SHORT EXERCISE: Reproduce all the material exactly, minus any pictures it holds.

-- PROVIDED INFORMATION start --

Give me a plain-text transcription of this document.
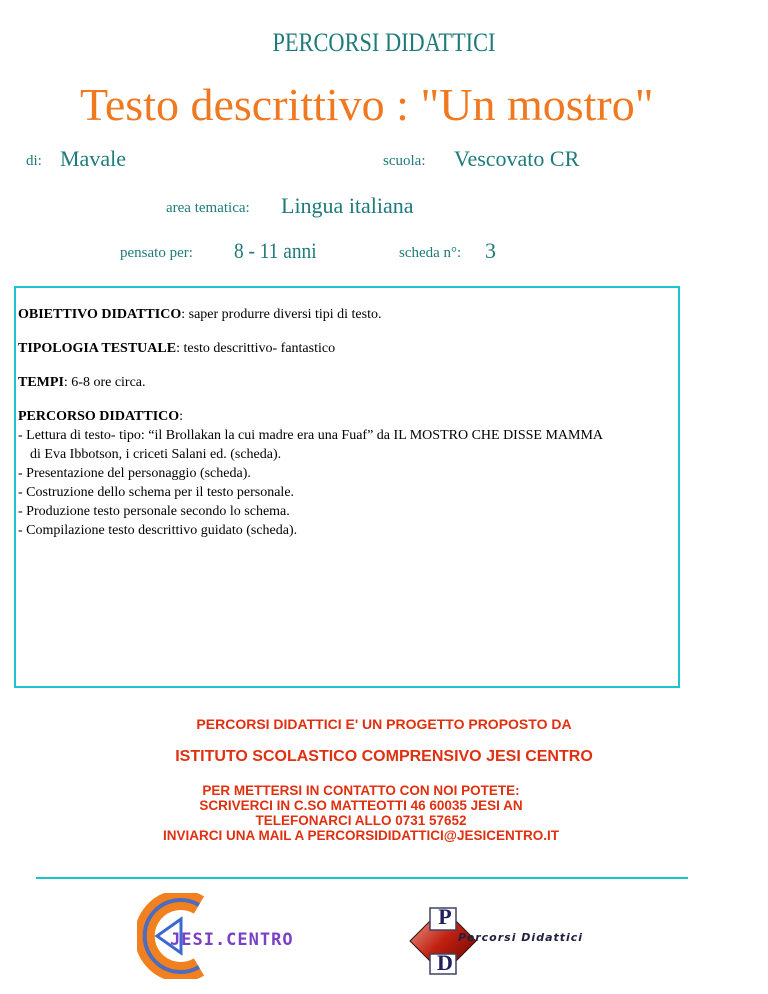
PERCORSI DIDATTICI
Testo descrittivo : "Un mostro"
di: Mavale	scuola: Vescovato CR
area tematica: Lingua italiana
pensato per: 8 - 11 anni	scheda n°: 3

OBIETTIVO DIDATTICO: saper produrre diversi tipi di testo.

TIPOLOGIA TESTUALE: testo descrittivo- fantastico

TEMPI: 6-8 ore circa.

PERCORSO DIDATTICO:

- Lettura di testo- tipo: “il Brollakan la cui madre era una Fuaf” da IL MOSTRO CHE DISSE MAMMA

di Eva Ibbotson, i criceti Salani ed. (scheda).

- Presentazione del personaggio (scheda).

- Costruzione dello schema per il testo personale.

- Produzione testo personale secondo lo schema.

- Compilazione testo descrittivo guidato (scheda).

PERCORSI DIDATTICI E' UN PROGETTO PROPOSTO DA
ISTITUTO SCOLASTICO COMPRENSIVO JESI CENTRO
PER METTERSI IN CONTATTO CON NOI POTETE:
SCRIVERCI IN C.SO MATTEOTTI 46 60035 JESI AN
TELEFONARCI ALLO 0731 57652
INVIARCI UNA MAIL A PERCORSIDIDATTICI@JESICENTRO.IT
JESI.CENTRO
P
D
Percorsi Didattici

-- PROVIDED INFORMATION end --

EXERCISE RESPONSE:
Give me a plain-text transcription of this document.
PERCORSI DIDATTICI
Testo descrittivo : "Un mostro"
di: Mavale	scuola: Vescovato CR
area tematica: Lingua italiana
pensato per: 8 - 11 anni	scheda n°: 3

OBIETTIVO DIDATTICO: saper produrre diversi tipi di testo.

TIPOLOGIA TESTUALE: testo descrittivo- fantastico

TEMPI: 6-8 ore circa.

PERCORSO DIDATTICO:

- Lettura di testo- tipo: “il Brollakan la cui madre era una Fuaf” da IL MOSTRO CHE DISSE MAMMA

di Eva Ibbotson, i criceti Salani ed. (scheda).

- Presentazione del personaggio (scheda).

- Costruzione dello schema per il testo personale.

- Produzione testo personale secondo lo schema.

- Compilazione testo descrittivo guidato (scheda).

PERCORSI DIDATTICI E' UN PROGETTO PROPOSTO DA
ISTITUTO SCOLASTICO COMPRENSIVO JESI CENTRO
PER METTERSI IN CONTATTO CON NOI POTETE:
SCRIVERCI IN C.SO MATTEOTTI 46 60035 JESI AN
TELEFONARCI ALLO 0731 57652
INVIARCI UNA MAIL A PERCORSIDIDATTICI@JESICENTRO.IT
JESI.CENTRO
P
D
Percorsi Didattici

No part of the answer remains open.